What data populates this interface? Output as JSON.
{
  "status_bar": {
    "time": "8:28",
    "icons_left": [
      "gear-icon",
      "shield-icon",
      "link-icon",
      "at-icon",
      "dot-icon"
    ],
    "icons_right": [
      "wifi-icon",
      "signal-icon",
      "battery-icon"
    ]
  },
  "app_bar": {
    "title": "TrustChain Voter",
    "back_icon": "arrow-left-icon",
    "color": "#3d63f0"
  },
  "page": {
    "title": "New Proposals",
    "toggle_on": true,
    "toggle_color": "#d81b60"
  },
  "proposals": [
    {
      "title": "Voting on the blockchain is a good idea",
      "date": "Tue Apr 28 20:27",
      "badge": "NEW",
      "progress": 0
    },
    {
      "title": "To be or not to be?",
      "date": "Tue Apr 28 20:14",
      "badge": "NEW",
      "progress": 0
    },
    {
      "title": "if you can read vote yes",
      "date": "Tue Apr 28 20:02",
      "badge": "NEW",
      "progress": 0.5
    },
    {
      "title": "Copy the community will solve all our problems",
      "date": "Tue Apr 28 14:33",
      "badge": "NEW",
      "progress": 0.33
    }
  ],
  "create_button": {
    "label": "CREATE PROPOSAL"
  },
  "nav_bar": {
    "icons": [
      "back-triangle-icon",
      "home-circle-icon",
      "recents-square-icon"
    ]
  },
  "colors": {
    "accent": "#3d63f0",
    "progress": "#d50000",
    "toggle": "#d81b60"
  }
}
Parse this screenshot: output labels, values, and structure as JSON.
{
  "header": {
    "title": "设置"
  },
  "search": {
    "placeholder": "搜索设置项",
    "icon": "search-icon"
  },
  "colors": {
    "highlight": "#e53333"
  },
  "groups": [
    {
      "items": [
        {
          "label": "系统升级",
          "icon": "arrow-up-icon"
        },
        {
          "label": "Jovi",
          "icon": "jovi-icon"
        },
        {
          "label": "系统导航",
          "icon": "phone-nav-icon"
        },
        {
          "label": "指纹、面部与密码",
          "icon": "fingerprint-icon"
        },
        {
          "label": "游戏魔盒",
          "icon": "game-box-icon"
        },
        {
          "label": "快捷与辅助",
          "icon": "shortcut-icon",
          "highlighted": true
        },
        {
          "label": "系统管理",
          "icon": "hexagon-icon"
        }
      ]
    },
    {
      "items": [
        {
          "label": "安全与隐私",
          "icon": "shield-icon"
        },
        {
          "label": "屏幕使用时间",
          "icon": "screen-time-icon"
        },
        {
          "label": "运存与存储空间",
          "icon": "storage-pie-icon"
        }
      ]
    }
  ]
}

──────

Exercise instructions:
What is the number of lines in the listing that include the word "this"? Give that number and nothing else.

Correct result:
2